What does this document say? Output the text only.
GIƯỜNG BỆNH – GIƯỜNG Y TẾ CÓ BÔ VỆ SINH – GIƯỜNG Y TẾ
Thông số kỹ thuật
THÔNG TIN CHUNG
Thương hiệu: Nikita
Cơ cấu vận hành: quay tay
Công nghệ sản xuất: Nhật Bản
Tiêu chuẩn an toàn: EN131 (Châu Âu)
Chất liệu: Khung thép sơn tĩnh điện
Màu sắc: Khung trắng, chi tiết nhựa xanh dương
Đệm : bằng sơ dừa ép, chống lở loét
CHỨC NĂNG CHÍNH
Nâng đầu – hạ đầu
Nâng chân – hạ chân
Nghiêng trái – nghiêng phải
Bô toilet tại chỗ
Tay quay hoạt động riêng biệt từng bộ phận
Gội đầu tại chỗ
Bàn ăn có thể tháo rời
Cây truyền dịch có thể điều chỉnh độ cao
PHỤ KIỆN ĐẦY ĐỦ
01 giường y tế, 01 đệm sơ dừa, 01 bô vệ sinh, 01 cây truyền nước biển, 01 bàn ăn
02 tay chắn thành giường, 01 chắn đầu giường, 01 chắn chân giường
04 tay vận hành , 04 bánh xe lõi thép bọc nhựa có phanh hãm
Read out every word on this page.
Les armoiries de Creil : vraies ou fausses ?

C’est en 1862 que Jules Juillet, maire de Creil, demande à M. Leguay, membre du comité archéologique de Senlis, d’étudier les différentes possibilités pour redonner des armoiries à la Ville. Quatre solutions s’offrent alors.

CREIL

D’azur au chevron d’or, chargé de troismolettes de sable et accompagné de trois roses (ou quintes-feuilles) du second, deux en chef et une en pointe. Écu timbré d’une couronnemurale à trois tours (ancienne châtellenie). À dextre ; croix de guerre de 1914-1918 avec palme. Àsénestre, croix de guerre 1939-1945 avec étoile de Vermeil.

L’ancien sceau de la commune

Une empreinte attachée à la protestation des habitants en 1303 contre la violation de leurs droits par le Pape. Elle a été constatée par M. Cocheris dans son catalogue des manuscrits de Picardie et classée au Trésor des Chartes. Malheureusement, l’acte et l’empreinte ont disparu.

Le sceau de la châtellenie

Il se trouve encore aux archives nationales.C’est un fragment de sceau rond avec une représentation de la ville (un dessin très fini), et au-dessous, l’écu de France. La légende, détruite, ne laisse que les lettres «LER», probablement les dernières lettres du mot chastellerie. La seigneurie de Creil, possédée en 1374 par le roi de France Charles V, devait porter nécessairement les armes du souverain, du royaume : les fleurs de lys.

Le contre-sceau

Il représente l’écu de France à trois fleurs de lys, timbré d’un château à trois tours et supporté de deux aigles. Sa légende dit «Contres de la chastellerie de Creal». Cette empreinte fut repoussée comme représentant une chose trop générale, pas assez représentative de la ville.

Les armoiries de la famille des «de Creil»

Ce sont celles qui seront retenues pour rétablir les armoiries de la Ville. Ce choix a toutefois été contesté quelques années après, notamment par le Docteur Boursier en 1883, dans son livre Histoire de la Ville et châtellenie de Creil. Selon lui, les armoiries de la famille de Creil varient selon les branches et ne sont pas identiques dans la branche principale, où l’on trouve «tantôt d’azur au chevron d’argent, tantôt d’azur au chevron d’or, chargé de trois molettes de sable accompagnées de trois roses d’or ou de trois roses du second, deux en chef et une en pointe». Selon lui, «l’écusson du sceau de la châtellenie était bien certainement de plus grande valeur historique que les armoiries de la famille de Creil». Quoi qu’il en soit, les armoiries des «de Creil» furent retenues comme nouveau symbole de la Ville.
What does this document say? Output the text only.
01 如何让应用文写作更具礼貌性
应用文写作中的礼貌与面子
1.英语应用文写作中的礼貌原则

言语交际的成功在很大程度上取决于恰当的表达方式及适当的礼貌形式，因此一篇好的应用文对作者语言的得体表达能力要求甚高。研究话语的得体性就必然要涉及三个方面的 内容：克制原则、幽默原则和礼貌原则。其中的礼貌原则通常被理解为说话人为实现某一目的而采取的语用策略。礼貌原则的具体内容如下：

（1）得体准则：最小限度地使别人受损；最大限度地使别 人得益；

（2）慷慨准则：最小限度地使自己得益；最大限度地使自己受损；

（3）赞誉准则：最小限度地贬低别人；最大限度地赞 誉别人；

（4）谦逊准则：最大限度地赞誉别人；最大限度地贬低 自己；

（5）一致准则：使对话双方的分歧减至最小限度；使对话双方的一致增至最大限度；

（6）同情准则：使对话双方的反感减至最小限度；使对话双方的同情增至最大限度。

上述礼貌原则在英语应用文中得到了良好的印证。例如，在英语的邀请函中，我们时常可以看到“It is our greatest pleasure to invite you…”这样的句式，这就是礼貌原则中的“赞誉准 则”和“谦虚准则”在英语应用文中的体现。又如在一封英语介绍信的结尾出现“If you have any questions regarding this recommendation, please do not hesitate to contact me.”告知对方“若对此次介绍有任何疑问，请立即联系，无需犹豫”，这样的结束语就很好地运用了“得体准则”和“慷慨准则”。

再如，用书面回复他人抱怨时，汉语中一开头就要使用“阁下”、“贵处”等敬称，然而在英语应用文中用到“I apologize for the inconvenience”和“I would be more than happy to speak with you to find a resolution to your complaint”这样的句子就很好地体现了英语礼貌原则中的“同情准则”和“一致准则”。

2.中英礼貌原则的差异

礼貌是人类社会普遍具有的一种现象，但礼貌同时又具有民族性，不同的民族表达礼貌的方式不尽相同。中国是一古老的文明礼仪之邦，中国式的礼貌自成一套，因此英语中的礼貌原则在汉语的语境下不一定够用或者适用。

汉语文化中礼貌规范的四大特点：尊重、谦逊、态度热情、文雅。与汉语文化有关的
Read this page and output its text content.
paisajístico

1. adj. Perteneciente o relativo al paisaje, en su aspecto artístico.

^^^^^^^^

• _Task goal_: Reproduce all data above, unchanged.

• _Result for this task_:
What does this document say? Output the text only.
GIƯỜNG BỆNH – GIƯỜNG Y TẾ CÓ BÔ VỆ SINH – GIƯỜNG Y TẾ
Thông số kỹ thuật
THÔNG TIN CHUNG
Thương hiệu: Nikita
Cơ cấu vận hành: quay tay
Công nghệ sản xuất: Nhật Bản
Tiêu chuẩn an toàn: EN131 (Châu Âu)
Chất liệu: Khung thép sơn tĩnh điện
Màu sắc: Khung trắng, chi tiết nhựa xanh dương
Đệm : bằng sơ dừa ép, chống lở loét
CHỨC NĂNG CHÍNH
Nâng đầu – hạ đầu
Nâng chân – hạ chân
Nghiêng trái – nghiêng phải
Bô toilet tại chỗ
Tay quay hoạt động riêng biệt từng bộ phận
Gội đầu tại chỗ
Bàn ăn có thể tháo rời
Cây truyền dịch có thể điều chỉnh độ cao
PHỤ KIỆN ĐẦY ĐỦ
01 giường y tế, 01 đệm sơ dừa, 01 bô vệ sinh, 01 cây truyền nước biển, 01 bàn ăn
02 tay chắn thành giường, 01 chắn đầu giường, 01 chắn chân giường
04 tay vận hành , 04 bánh xe lõi thép bọc nhựa có phanh hãm
Read out every word on this page.
Les armoiries de Creil : vraies ou fausses ?

C’est en 1862 que Jules Juillet, maire de Creil, demande à M. Leguay, membre du comité archéologique de Senlis, d’étudier les différentes possibilités pour redonner des armoiries à la Ville. Quatre solutions s’offrent alors.

CREIL

D’azur au chevron d’or, chargé de troismolettes de sable et accompagné de trois roses (ou quintes-feuilles) du second, deux en chef et une en pointe. Écu timbré d’une couronnemurale à trois tours (ancienne châtellenie). À dextre ; croix de guerre de 1914-1918 avec palme. Àsénestre, croix de guerre 1939-1945 avec étoile de Vermeil.

L’ancien sceau de la commune

Une empreinte attachée à la protestation des habitants en 1303 contre la violation de leurs droits par le Pape. Elle a été constatée par M. Cocheris dans son catalogue des manuscrits de Picardie et classée au Trésor des Chartes. Malheureusement, l’acte et l’empreinte ont disparu.

Le sceau de la châtellenie

Il se trouve encore aux archives nationales.C’est un fragment de sceau rond avec une représentation de la ville (un dessin très fini), et au-dessous, l’écu de France. La légende, détruite, ne laisse que les lettres «LER», probablement les dernières lettres du mot chastellerie. La seigneurie de Creil, possédée en 1374 par le roi de France Charles V, devait porter nécessairement les armes du souverain, du royaume : les fleurs de lys.

Le contre-sceau

Il représente l’écu de France à trois fleurs de lys, timbré d’un château à trois tours et supporté de deux aigles. Sa légende dit «Contres de la chastellerie de Creal». Cette empreinte fut repoussée comme représentant une chose trop générale, pas assez représentative de la ville.

Les armoiries de la famille des «de Creil»

Ce sont celles qui seront retenues pour rétablir les armoiries de la Ville. Ce choix a toutefois été contesté quelques années après, notamment par le Docteur Boursier en 1883, dans son livre Histoire de la Ville et châtellenie de Creil. Selon lui, les armoiries de la famille de Creil varient selon les branches et ne sont pas identiques dans la branche principale, où l’on trouve «tantôt d’azur au chevron d’argent, tantôt d’azur au chevron d’or, chargé de trois molettes de sable accompagnées de trois roses d’or ou de trois roses du second, deux en chef et une en pointe». Selon lui, «l’écusson du sceau de la châtellenie était bien certainement de plus grande valeur historique que les armoiries de la famille de Creil». Quoi qu’il en soit, les armoiries des «de Creil» furent retenues comme nouveau symbole de la Ville.
What does this document say? Output the text only.
01 如何让应用文写作更具礼貌性
应用文写作中的礼貌与面子
1.英语应用文写作中的礼貌原则

言语交际的成功在很大程度上取决于恰当的表达方式及适当的礼貌形式，因此一篇好的应用文对作者语言的得体表达能力要求甚高。研究话语的得体性就必然要涉及三个方面的 内容：克制原则、幽默原则和礼貌原则。其中的礼貌原则通常被理解为说话人为实现某一目的而采取的语用策略。礼貌原则的具体内容如下：

（1）得体准则：最小限度地使别人受损；最大限度地使别 人得益；

（2）慷慨准则：最小限度地使自己得益；最大限度地使自己受损；

（3）赞誉准则：最小限度地贬低别人；最大限度地赞 誉别人；

（4）谦逊准则：最大限度地赞誉别人；最大限度地贬低 自己；

（5）一致准则：使对话双方的分歧减至最小限度；使对话双方的一致增至最大限度；

（6）同情准则：使对话双方的反感减至最小限度；使对话双方的同情增至最大限度。

上述礼貌原则在英语应用文中得到了良好的印证。例如，在英语的邀请函中，我们时常可以看到“It is our greatest pleasure to invite you…”这样的句式，这就是礼貌原则中的“赞誉准 则”和“谦虚准则”在英语应用文中的体现。又如在一封英语介绍信的结尾出现“If you have any questions regarding this recommendation, please do not hesitate to contact me.”告知对方“若对此次介绍有任何疑问，请立即联系，无需犹豫”，这样的结束语就很好地运用了“得体准则”和“慷慨准则”。

再如，用书面回复他人抱怨时，汉语中一开头就要使用“阁下”、“贵处”等敬称，然而在英语应用文中用到“I apologize for the inconvenience”和“I would be more than happy to speak with you to find a resolution to your complaint”这样的句子就很好地体现了英语礼貌原则中的“同情准则”和“一致准则”。

2.中英礼貌原则的差异

礼貌是人类社会普遍具有的一种现象，但礼貌同时又具有民族性，不同的民族表达礼貌的方式不尽相同。中国是一古老的文明礼仪之邦，中国式的礼貌自成一套，因此英语中的礼貌原则在汉语的语境下不一定够用或者适用。

汉语文化中礼貌规范的四大特点：尊重、谦逊、态度热情、文雅。与汉语文化有关的
Read this page and output its text content.
paisajístico

1. adj. Perteneciente o relativo al paisaje, en su aspecto artístico.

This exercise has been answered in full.